-- BEGIN INFORMATION PROVIDED --

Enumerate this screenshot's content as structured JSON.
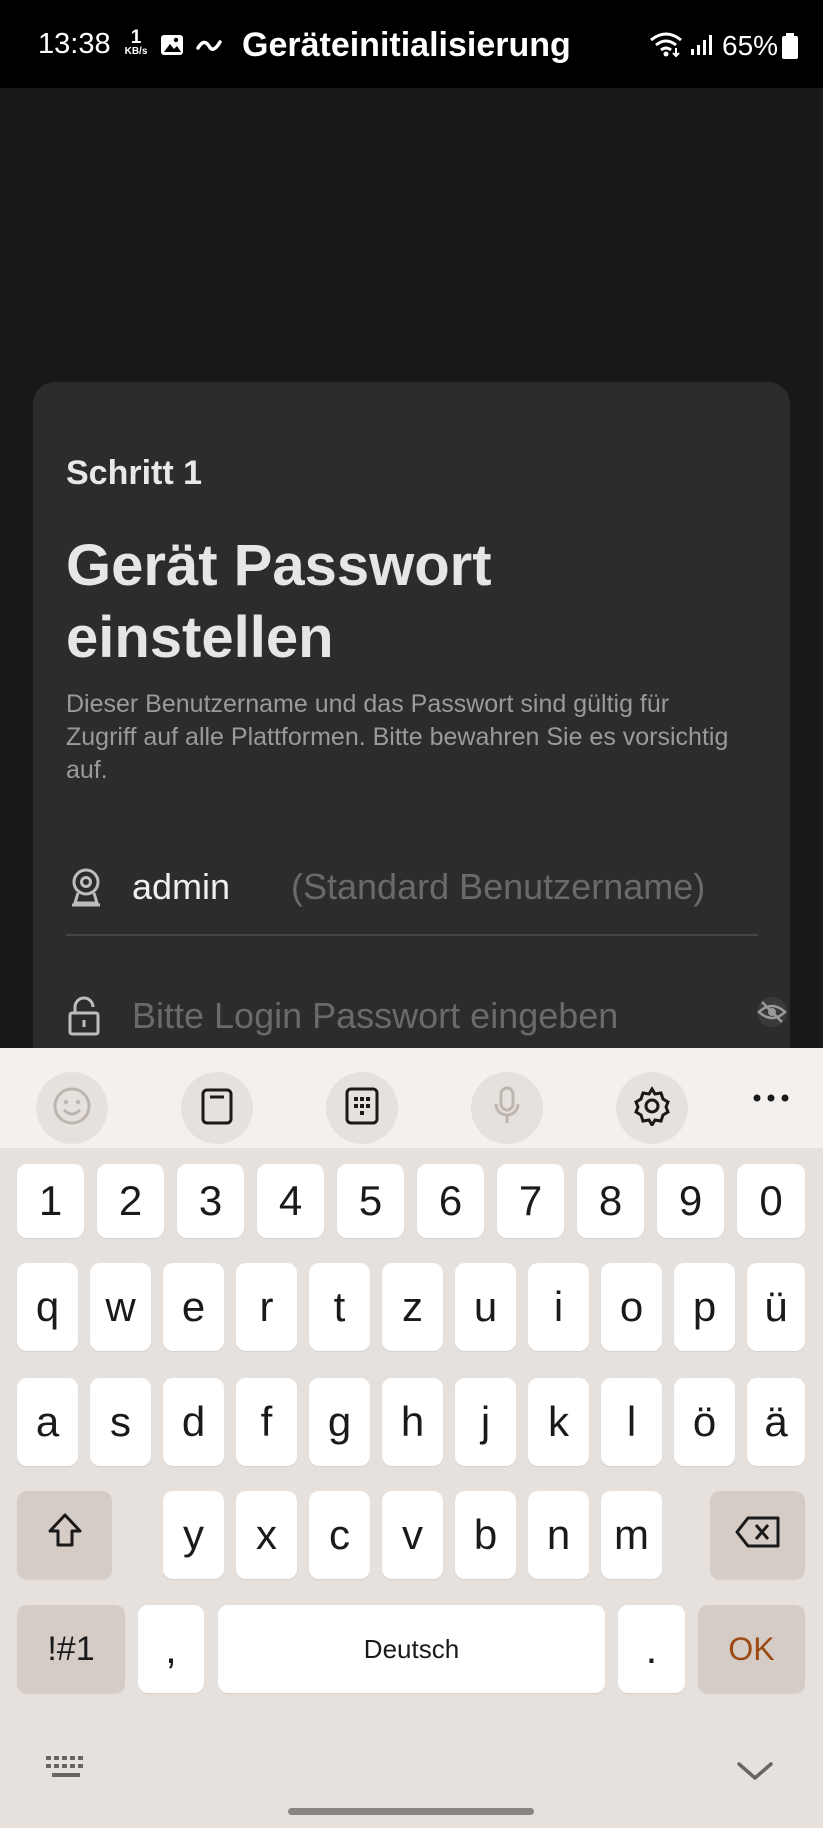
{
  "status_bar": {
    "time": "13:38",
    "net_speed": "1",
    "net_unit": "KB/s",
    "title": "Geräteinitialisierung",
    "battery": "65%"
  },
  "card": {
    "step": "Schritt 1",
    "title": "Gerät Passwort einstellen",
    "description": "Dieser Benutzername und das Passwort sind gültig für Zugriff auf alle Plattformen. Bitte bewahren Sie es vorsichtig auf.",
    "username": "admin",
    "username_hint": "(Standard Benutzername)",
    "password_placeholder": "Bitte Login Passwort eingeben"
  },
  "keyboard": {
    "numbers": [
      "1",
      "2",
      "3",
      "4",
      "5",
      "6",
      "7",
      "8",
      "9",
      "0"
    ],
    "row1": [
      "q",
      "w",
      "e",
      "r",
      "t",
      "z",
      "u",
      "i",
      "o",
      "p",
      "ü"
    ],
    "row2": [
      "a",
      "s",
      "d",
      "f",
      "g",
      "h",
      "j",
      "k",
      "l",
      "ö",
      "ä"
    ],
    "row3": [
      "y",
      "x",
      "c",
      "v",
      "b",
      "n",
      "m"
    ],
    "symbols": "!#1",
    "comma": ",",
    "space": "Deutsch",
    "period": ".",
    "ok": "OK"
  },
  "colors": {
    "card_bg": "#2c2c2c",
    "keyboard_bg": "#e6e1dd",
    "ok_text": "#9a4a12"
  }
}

-- END INFORMATION PROVIDED --
-- BEGIN INFORMATION PROVIDED --

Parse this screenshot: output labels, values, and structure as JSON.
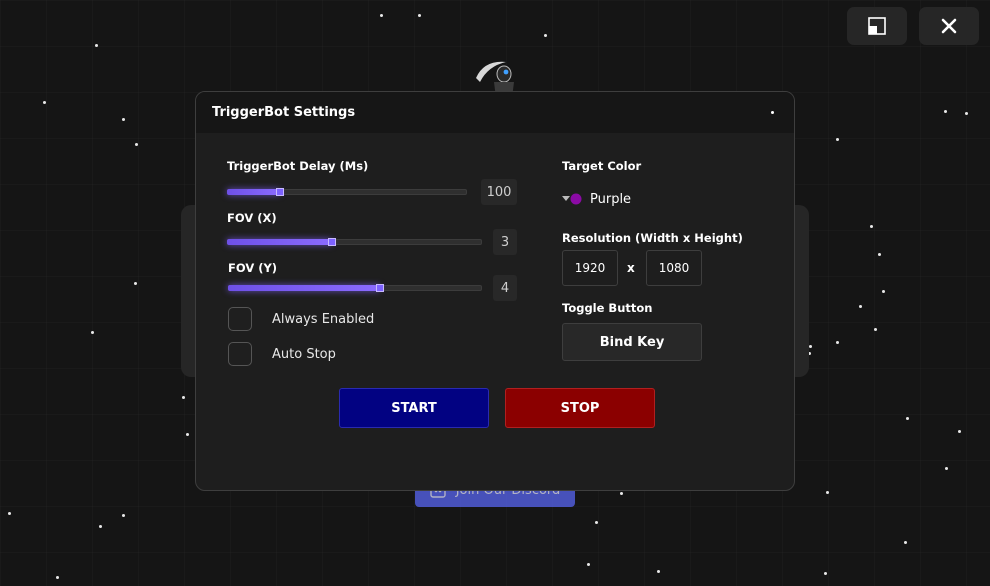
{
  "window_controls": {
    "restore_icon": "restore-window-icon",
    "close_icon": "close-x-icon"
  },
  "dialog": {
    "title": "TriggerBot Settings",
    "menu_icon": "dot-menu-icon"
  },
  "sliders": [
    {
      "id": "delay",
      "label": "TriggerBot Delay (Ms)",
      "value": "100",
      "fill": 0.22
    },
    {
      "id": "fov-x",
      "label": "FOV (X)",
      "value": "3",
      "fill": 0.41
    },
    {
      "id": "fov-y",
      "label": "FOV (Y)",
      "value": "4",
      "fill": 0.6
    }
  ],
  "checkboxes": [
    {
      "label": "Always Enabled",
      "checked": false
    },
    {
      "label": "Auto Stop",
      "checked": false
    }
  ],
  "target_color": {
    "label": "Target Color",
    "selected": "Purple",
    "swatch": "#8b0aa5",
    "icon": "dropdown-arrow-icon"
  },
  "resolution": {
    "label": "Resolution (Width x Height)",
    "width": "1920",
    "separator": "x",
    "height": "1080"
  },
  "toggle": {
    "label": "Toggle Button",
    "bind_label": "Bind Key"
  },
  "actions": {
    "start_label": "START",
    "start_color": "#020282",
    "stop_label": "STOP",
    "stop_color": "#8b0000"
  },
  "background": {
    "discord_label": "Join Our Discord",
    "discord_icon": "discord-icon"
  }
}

-- END INFORMATION PROVIDED --

WHAT THE EXERCISE ASKS: Copy each line of the preceding data that contains the string "screenshot".

CORRECT RESULT:
Enumerate this screenshot's content as structured JSON.
Parse this screenshot: output labels, values, and structure as JSON.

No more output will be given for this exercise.